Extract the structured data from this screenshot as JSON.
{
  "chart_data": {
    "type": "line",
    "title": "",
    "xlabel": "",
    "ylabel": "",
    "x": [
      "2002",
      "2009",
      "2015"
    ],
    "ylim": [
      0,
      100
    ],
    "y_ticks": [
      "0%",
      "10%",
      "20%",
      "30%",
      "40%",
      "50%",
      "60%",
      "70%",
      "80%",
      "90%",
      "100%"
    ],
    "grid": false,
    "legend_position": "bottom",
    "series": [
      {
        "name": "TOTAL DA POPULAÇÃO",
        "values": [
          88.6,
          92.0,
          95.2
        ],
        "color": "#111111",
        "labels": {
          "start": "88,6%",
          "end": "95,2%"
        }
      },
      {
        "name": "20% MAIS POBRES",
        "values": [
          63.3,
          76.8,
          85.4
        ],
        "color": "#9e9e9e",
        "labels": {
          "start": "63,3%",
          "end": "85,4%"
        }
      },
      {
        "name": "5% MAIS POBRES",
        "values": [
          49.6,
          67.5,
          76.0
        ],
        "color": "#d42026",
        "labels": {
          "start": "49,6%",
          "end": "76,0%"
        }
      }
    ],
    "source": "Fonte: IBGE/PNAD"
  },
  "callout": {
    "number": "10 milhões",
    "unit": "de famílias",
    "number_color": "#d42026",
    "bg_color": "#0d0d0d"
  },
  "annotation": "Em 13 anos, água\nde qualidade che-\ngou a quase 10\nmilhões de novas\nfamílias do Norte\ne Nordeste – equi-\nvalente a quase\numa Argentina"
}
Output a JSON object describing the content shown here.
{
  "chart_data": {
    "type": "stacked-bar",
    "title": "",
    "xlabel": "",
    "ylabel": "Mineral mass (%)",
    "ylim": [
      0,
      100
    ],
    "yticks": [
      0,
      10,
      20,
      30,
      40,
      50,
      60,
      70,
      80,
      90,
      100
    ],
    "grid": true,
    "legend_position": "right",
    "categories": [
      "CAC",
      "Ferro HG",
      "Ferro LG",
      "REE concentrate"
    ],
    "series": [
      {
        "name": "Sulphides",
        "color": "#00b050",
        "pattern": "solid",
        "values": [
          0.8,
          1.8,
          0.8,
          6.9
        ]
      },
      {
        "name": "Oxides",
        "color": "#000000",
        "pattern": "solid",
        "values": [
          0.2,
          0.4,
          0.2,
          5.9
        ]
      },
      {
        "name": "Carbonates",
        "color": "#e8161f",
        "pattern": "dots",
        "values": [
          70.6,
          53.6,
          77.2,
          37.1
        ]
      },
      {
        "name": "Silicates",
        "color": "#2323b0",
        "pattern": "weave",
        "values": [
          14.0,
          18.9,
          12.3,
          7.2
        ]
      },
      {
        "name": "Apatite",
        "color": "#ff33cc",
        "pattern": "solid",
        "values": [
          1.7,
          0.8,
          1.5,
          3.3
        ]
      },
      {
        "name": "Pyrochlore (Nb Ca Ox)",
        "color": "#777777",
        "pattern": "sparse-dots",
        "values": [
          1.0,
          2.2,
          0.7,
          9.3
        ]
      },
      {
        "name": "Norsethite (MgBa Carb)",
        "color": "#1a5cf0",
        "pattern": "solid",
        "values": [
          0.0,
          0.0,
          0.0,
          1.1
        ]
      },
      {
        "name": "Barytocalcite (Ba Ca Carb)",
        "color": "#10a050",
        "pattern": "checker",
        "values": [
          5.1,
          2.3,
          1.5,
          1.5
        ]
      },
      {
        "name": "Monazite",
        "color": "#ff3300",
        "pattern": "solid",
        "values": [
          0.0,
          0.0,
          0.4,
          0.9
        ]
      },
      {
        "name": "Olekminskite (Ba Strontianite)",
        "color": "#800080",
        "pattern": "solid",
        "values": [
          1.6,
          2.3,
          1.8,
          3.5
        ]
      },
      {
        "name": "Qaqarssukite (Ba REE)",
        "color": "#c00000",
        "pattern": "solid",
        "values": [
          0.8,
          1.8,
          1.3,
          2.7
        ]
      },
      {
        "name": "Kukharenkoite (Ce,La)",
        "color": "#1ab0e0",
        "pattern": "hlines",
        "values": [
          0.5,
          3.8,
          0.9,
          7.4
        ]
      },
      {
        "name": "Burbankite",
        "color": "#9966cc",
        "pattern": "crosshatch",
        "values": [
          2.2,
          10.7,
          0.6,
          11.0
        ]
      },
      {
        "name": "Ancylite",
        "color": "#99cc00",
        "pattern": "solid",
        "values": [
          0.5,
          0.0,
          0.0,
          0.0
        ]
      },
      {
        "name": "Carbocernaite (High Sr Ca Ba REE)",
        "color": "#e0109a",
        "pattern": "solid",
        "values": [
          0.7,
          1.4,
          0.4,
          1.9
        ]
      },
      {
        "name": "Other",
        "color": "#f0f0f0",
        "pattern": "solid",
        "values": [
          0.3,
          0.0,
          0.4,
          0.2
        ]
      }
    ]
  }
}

> **YOUR GOAL**
Copy every record exactly as presented.

> **RESULT OF THIS TASK**
Extract the structured data from this screenshot as JSON.
{
  "chart_data": {
    "type": "line",
    "title": "",
    "xlabel": "",
    "ylabel": "",
    "x": [
      "2002",
      "2009",
      "2015"
    ],
    "ylim": [
      0,
      100
    ],
    "y_ticks": [
      "0%",
      "10%",
      "20%",
      "30%",
      "40%",
      "50%",
      "60%",
      "70%",
      "80%",
      "90%",
      "100%"
    ],
    "grid": false,
    "legend_position": "bottom",
    "series": [
      {
        "name": "TOTAL DA POPULAÇÃO",
        "values": [
          88.6,
          92.0,
          95.2
        ],
        "color": "#111111",
        "labels": {
          "start": "88,6%",
          "end": "95,2%"
        }
      },
      {
        "name": "20% MAIS POBRES",
        "values": [
          63.3,
          76.8,
          85.4
        ],
        "color": "#9e9e9e",
        "labels": {
          "start": "63,3%",
          "end": "85,4%"
        }
      },
      {
        "name": "5% MAIS POBRES",
        "values": [
          49.6,
          67.5,
          76.0
        ],
        "color": "#d42026",
        "labels": {
          "start": "49,6%",
          "end": "76,0%"
        }
      }
    ],
    "source": "Fonte: IBGE/PNAD"
  },
  "callout": {
    "number": "10 milhões",
    "unit": "de famílias",
    "number_color": "#d42026",
    "bg_color": "#0d0d0d"
  },
  "annotation": "Em 13 anos, água\nde qualidade che-\ngou a quase 10\nmilhões de novas\nfamílias do Norte\ne Nordeste – equi-\nvalente a quase\numa Argentina"
}
Output a JSON object describing the content shown here.
{
  "chart_data": {
    "type": "stacked-bar",
    "title": "",
    "xlabel": "",
    "ylabel": "Mineral mass (%)",
    "ylim": [
      0,
      100
    ],
    "yticks": [
      0,
      10,
      20,
      30,
      40,
      50,
      60,
      70,
      80,
      90,
      100
    ],
    "grid": true,
    "legend_position": "right",
    "categories": [
      "CAC",
      "Ferro HG",
      "Ferro LG",
      "REE concentrate"
    ],
    "series": [
      {
        "name": "Sulphides",
        "color": "#00b050",
        "pattern": "solid",
        "values": [
          0.8,
          1.8,
          0.8,
          6.9
        ]
      },
      {
        "name": "Oxides",
        "color": "#000000",
        "pattern": "solid",
        "values": [
          0.2,
          0.4,
          0.2,
          5.9
        ]
      },
      {
        "name": "Carbonates",
        "color": "#e8161f",
        "pattern": "dots",
        "values": [
          70.6,
          53.6,
          77.2,
          37.1
        ]
      },
      {
        "name": "Silicates",
        "color": "#2323b0",
        "pattern": "weave",
        "values": [
          14.0,
          18.9,
          12.3,
          7.2
        ]
      },
      {
        "name": "Apatite",
        "color": "#ff33cc",
        "pattern": "solid",
        "values": [
          1.7,
          0.8,
          1.5,
          3.3
        ]
      },
      {
        "name": "Pyrochlore (Nb Ca Ox)",
        "color": "#777777",
        "pattern": "sparse-dots",
        "values": [
          1.0,
          2.2,
          0.7,
          9.3
        ]
      },
      {
        "name": "Norsethite (MgBa Carb)",
        "color": "#1a5cf0",
        "pattern": "solid",
        "values": [
          0.0,
          0.0,
          0.0,
          1.1
        ]
      },
      {
        "name": "Barytocalcite (Ba Ca Carb)",
        "color": "#10a050",
        "pattern": "checker",
        "values": [
          5.1,
          2.3,
          1.5,
          1.5
        ]
      },
      {
        "name": "Monazite",
        "color": "#ff3300",
        "pattern": "solid",
        "values": [
          0.0,
          0.0,
          0.4,
          0.9
        ]
      },
      {
        "name": "Olekminskite (Ba Strontianite)",
        "color": "#800080",
        "pattern": "solid",
        "values": [
          1.6,
          2.3,
          1.8,
          3.5
        ]
      },
      {
        "name": "Qaqarssukite (Ba REE)",
        "color": "#c00000",
        "pattern": "solid",
        "values": [
          0.8,
          1.8,
          1.3,
          2.7
        ]
      },
      {
        "name": "Kukharenkoite (Ce,La)",
        "color": "#1ab0e0",
        "pattern": "hlines",
        "values": [
          0.5,
          3.8,
          0.9,
          7.4
        ]
      },
      {
        "name": "Burbankite",
        "color": "#9966cc",
        "pattern": "crosshatch",
        "values": [
          2.2,
          10.7,
          0.6,
          11.0
        ]
      },
      {
        "name": "Ancylite",
        "color": "#99cc00",
        "pattern": "solid",
        "values": [
          0.5,
          0.0,
          0.0,
          0.0
        ]
      },
      {
        "name": "Carbocernaite (High Sr Ca Ba REE)",
        "color": "#e0109a",
        "pattern": "solid",
        "values": [
          0.7,
          1.4,
          0.4,
          1.9
        ]
      },
      {
        "name": "Other",
        "color": "#f0f0f0",
        "pattern": "solid",
        "values": [
          0.3,
          0.0,
          0.4,
          0.2
        ]
      }
    ]
  }
}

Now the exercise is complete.